Data entries
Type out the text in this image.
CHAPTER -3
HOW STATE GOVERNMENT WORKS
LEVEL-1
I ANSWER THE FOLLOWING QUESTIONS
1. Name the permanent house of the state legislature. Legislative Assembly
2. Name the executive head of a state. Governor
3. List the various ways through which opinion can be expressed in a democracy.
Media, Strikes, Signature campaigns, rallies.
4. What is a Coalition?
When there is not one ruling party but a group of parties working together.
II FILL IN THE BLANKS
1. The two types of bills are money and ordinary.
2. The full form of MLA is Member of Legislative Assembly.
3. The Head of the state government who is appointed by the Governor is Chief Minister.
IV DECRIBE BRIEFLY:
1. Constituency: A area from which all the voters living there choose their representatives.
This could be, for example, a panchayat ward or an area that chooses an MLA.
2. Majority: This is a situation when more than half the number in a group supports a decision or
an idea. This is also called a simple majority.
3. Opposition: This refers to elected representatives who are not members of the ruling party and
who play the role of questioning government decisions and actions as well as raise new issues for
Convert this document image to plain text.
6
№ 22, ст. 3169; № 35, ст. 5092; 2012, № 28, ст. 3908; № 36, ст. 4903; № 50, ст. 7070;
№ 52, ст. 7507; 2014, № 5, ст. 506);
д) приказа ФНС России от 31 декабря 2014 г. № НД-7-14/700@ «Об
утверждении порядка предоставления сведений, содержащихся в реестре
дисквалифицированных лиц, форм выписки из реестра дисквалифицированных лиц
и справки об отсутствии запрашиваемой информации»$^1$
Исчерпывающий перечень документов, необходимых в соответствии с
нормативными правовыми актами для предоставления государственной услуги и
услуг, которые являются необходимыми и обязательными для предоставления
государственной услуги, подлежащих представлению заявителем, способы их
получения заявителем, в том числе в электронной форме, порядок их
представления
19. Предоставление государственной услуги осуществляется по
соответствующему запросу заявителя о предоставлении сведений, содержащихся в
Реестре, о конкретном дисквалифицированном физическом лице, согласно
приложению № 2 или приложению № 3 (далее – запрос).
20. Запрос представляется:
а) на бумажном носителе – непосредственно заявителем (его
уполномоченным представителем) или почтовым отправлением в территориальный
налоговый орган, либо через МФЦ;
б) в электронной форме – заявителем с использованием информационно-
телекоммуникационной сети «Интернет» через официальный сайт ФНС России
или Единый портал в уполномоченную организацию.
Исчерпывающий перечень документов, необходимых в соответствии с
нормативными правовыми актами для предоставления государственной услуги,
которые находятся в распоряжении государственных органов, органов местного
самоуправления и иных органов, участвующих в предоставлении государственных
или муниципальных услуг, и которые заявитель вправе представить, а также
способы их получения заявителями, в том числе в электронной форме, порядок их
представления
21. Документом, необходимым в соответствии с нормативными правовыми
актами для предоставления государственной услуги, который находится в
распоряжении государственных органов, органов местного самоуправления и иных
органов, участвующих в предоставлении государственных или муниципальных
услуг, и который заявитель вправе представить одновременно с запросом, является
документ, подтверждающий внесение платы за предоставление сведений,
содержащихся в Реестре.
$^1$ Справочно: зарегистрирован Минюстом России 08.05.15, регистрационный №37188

Short exercise
Every line that holds the string "party" should be returned.

Answer to the problem
When there is not one ruling party but a group of parties working together.
3. Opposition: This refers to elected representatives who are not members of the ruling party and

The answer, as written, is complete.